Extracted records:
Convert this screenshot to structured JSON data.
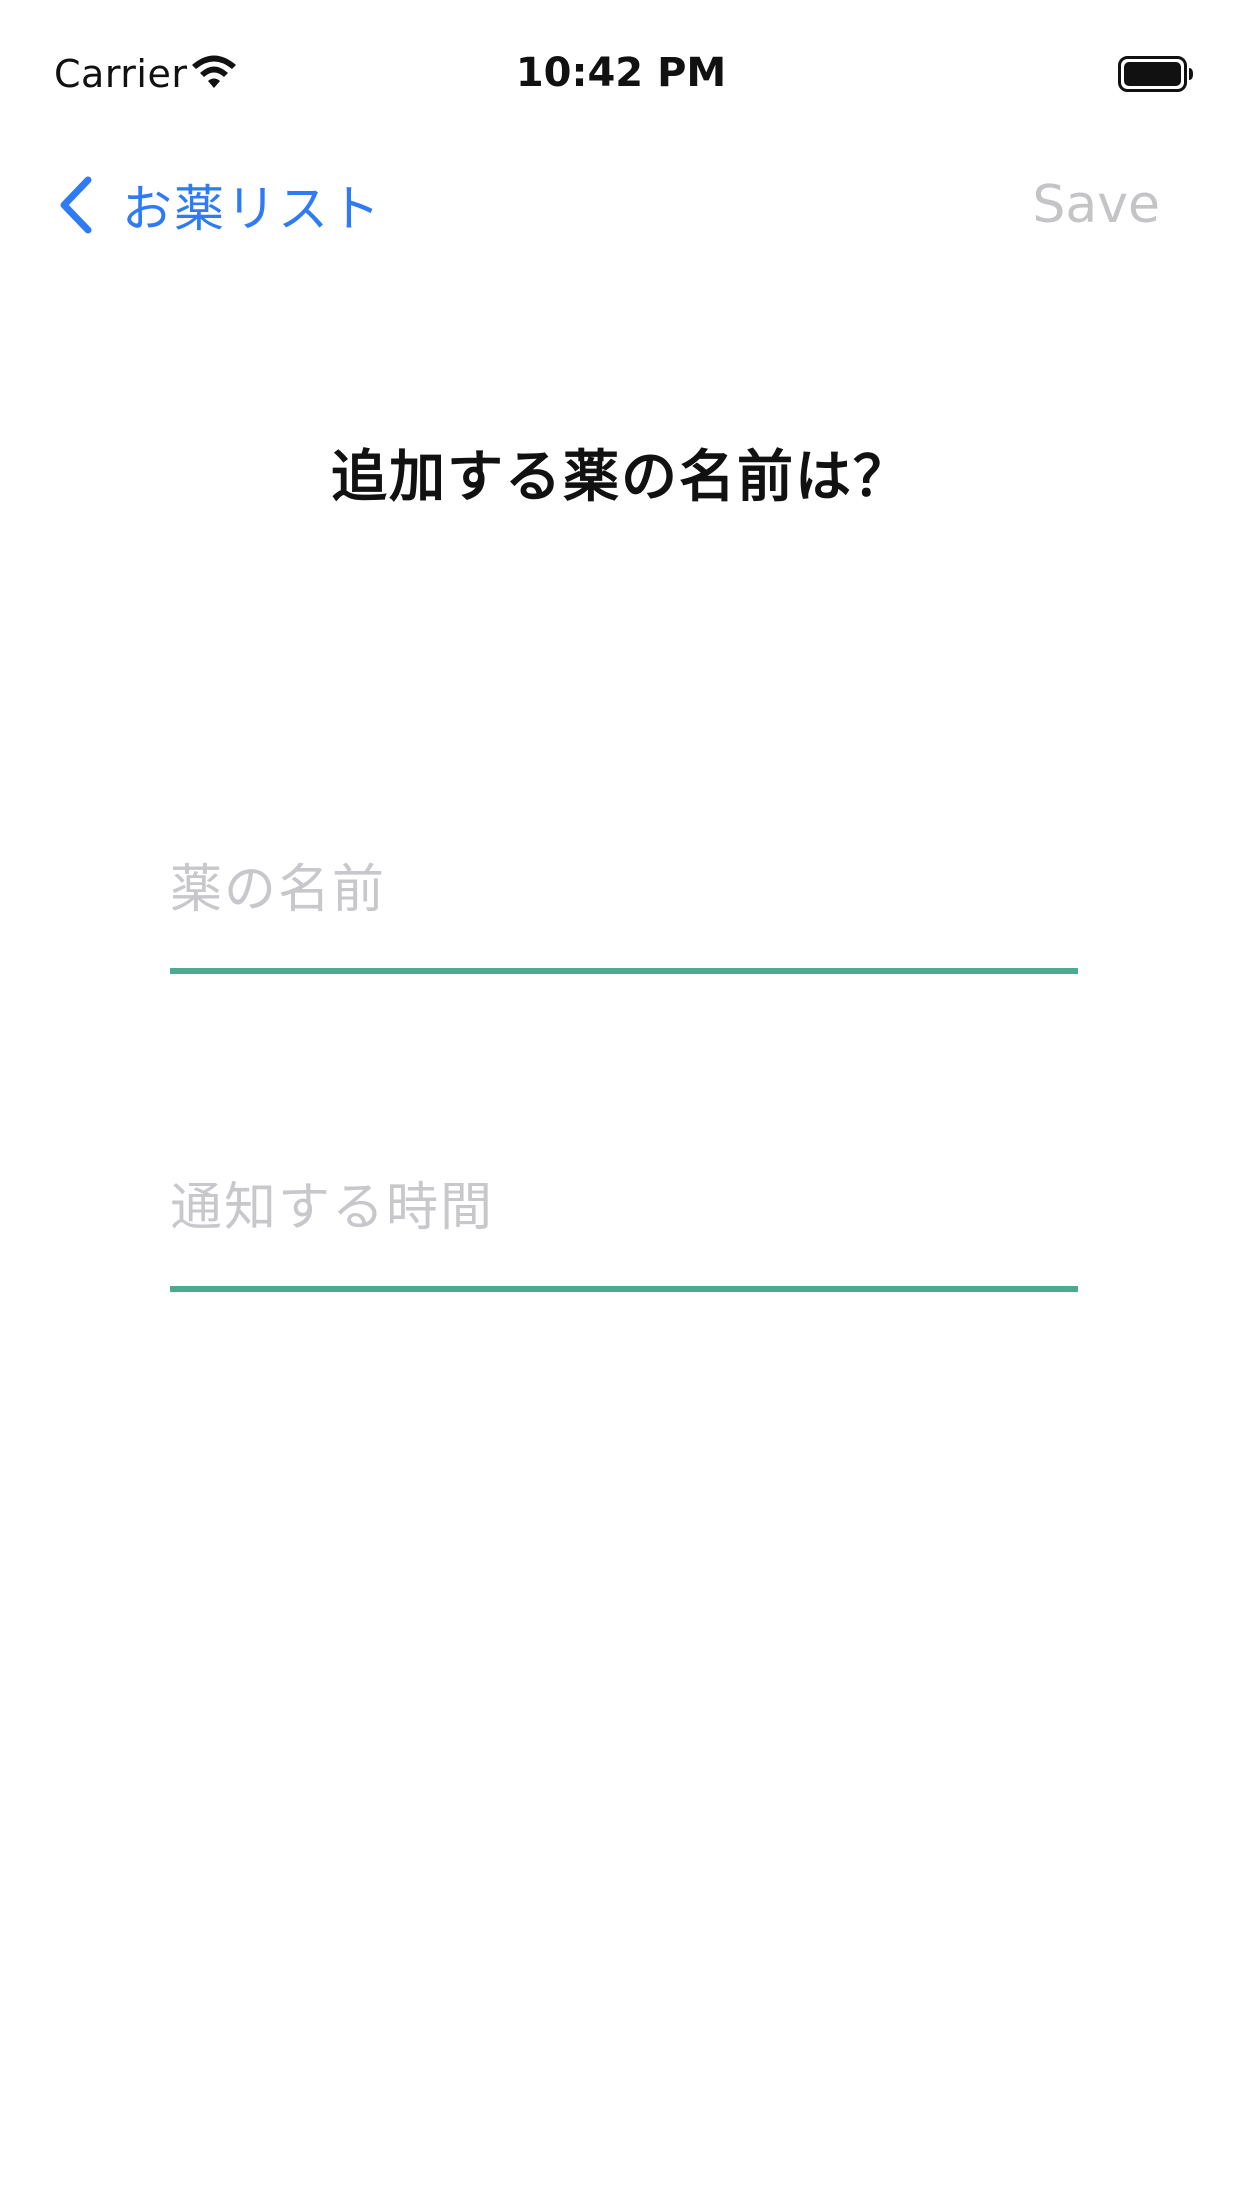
{
  "status_bar": {
    "carrier": "Carrier",
    "time": "10:42 PM",
    "wifi_icon": "wifi-icon",
    "battery_icon": "battery-icon"
  },
  "nav": {
    "back_label": "お薬リスト",
    "back_icon": "chevron-left-icon",
    "save_label": "Save"
  },
  "main": {
    "title": "追加する薬の名前は？",
    "name_field": {
      "value": "",
      "placeholder": "薬の名前"
    },
    "time_field": {
      "value": "",
      "placeholder": "通知する時間"
    }
  },
  "colors": {
    "accent": "#2f7bf5",
    "underline": "#4aab8f",
    "disabled": "#c4c4c6",
    "placeholder": "#c8c8cc"
  }
}
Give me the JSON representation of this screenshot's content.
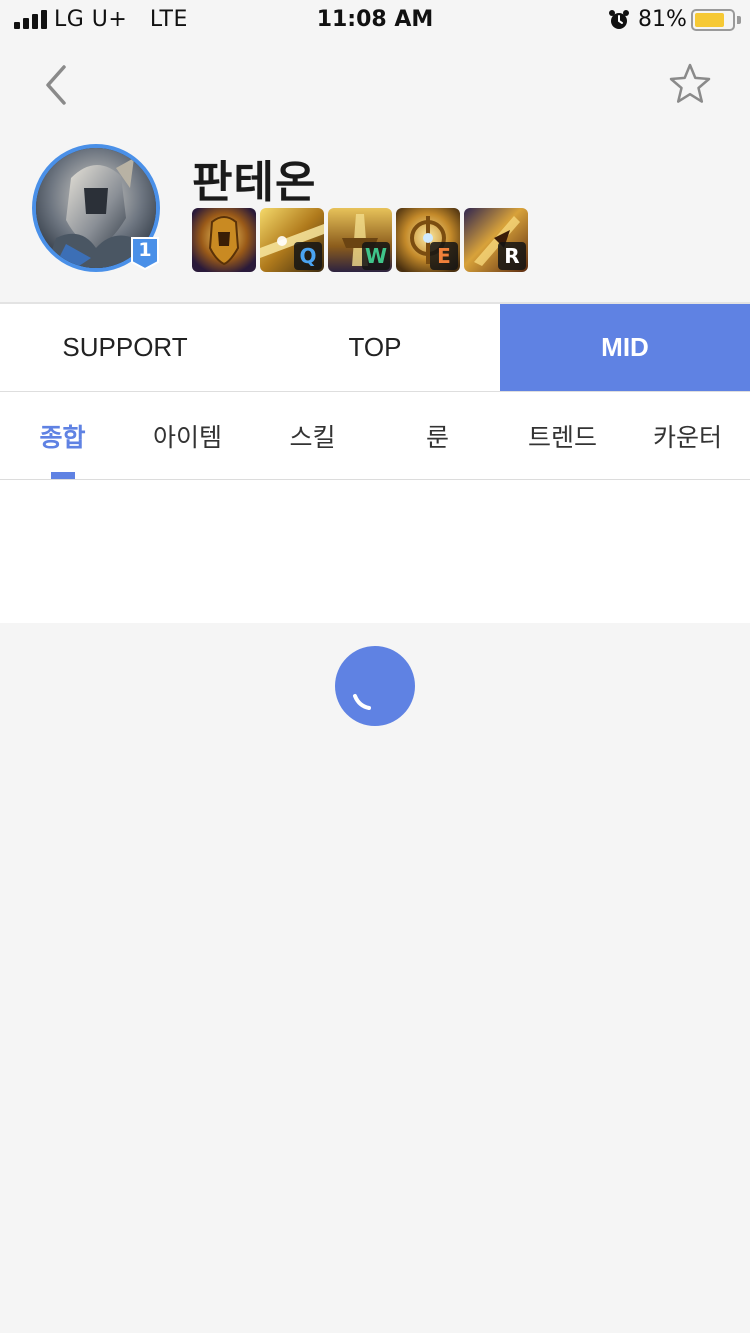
{
  "status_bar": {
    "carrier": "LG U+",
    "network": "LTE",
    "time": "11:08 AM",
    "battery_percent_text": "81%",
    "battery_level": 0.81,
    "icons": [
      "signal-bars-icon",
      "alarm-clock-icon",
      "battery-icon"
    ]
  },
  "nav": {
    "back_icon": "chevron-left-icon",
    "favorite_icon": "star-outline-icon"
  },
  "champion": {
    "name": "판테온",
    "rank_badge": "1",
    "skills": [
      {
        "key": "",
        "key_color": "#ffffff"
      },
      {
        "key": "Q",
        "key_color": "#4aa3f0"
      },
      {
        "key": "W",
        "key_color": "#3fc48a"
      },
      {
        "key": "E",
        "key_color": "#f0803a"
      },
      {
        "key": "R",
        "key_color": "#ffffff"
      }
    ]
  },
  "position_tabs": [
    {
      "label": "SUPPORT",
      "active": false
    },
    {
      "label": "TOP",
      "active": false
    },
    {
      "label": "MID",
      "active": true
    }
  ],
  "sub_tabs": [
    {
      "label": "종합",
      "active": true
    },
    {
      "label": "아이템",
      "active": false
    },
    {
      "label": "스킬",
      "active": false
    },
    {
      "label": "룬",
      "active": false
    },
    {
      "label": "트렌드",
      "active": false
    },
    {
      "label": "카운터",
      "active": false
    }
  ],
  "colors": {
    "accent": "#5f82e3",
    "avatar_ring": "#4a90e8",
    "battery": "#f6c935"
  },
  "loading_indicator": "spinner-icon"
}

§ **To be done**: Quote the entries in full. Any image among them is to be omitted from the copy.

§ **The response**:
Convert this screenshot to structured JSON data.
{
  "status_bar": {
    "carrier": "Carrier",
    "time": "10:42 PM",
    "wifi_icon": "wifi-icon",
    "battery_icon": "battery-icon"
  },
  "nav": {
    "back_label": "お薬リスト",
    "back_icon": "chevron-left-icon",
    "save_label": "Save"
  },
  "main": {
    "title": "追加する薬の名前は？",
    "name_field": {
      "value": "",
      "placeholder": "薬の名前"
    },
    "time_field": {
      "value": "",
      "placeholder": "通知する時間"
    }
  },
  "colors": {
    "accent": "#2f7bf5",
    "underline": "#4aab8f",
    "disabled": "#c4c4c6",
    "placeholder": "#c8c8cc"
  }
}
Give me the JSON representation of this screenshot's content.
{
  "status_bar": {
    "carrier": "LG U+",
    "network": "LTE",
    "time": "11:08 AM",
    "battery_percent_text": "81%",
    "battery_level": 0.81,
    "icons": [
      "signal-bars-icon",
      "alarm-clock-icon",
      "battery-icon"
    ]
  },
  "nav": {
    "back_icon": "chevron-left-icon",
    "favorite_icon": "star-outline-icon"
  },
  "champion": {
    "name": "판테온",
    "rank_badge": "1",
    "skills": [
      {
        "key": "",
        "key_color": "#ffffff"
      },
      {
        "key": "Q",
        "key_color": "#4aa3f0"
      },
      {
        "key": "W",
        "key_color": "#3fc48a"
      },
      {
        "key": "E",
        "key_color": "#f0803a"
      },
      {
        "key": "R",
        "key_color": "#ffffff"
      }
    ]
  },
  "position_tabs": [
    {
      "label": "SUPPORT",
      "active": false
    },
    {
      "label": "TOP",
      "active": false
    },
    {
      "label": "MID",
      "active": true
    }
  ],
  "sub_tabs": [
    {
      "label": "종합",
      "active": true
    },
    {
      "label": "아이템",
      "active": false
    },
    {
      "label": "스킬",
      "active": false
    },
    {
      "label": "룬",
      "active": false
    },
    {
      "label": "트렌드",
      "active": false
    },
    {
      "label": "카운터",
      "active": false
    }
  ],
  "colors": {
    "accent": "#5f82e3",
    "avatar_ring": "#4a90e8",
    "battery": "#f6c935"
  },
  "loading_indicator": "spinner-icon"
}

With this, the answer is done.